▶ WHAT THE EXERCISE ASKS: Wherever a line holds the string "题库原题", copy that line.
◆ ◆ ◆
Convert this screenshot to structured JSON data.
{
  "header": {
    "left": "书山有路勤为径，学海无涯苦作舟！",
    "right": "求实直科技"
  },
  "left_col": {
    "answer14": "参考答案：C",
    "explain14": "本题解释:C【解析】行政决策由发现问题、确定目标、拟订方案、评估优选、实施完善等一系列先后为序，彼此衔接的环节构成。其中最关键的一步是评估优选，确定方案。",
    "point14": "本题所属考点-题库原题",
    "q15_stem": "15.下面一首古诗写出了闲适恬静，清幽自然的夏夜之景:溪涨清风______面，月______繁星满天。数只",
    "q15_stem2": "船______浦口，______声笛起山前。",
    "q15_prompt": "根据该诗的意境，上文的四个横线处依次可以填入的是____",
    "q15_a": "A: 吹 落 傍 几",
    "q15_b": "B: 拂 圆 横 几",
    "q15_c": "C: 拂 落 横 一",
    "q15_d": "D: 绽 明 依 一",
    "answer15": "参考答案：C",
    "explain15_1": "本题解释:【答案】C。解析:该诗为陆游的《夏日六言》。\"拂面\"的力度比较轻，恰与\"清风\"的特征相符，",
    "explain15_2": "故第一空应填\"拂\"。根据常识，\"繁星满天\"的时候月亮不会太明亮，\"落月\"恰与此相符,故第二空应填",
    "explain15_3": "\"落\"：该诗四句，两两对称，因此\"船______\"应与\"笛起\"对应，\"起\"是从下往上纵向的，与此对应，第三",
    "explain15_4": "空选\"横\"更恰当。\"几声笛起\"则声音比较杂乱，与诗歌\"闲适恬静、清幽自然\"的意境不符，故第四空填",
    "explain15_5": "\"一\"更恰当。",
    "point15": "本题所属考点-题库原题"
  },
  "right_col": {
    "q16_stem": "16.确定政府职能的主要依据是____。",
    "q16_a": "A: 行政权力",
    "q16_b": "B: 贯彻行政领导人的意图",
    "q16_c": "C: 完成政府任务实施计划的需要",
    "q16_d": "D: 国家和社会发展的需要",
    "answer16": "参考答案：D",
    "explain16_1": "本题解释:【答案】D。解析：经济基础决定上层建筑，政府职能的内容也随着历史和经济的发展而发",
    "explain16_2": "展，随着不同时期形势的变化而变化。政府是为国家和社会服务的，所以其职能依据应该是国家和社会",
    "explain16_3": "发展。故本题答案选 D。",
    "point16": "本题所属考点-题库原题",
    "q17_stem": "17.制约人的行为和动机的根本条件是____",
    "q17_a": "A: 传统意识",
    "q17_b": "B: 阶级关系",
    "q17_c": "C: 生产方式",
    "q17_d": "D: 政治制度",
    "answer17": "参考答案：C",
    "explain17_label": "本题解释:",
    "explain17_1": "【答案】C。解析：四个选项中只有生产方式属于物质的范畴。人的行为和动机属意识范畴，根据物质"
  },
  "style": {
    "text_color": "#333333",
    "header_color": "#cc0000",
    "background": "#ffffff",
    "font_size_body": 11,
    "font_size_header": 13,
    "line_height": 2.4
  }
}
◆ ◆ ◆
▶ TASK RESPONSE:
    "point14": "本题所属考点-题库原题",
    "point15": "本题所属考点-题库原题"
    "point16": "本题所属考点-题库原题",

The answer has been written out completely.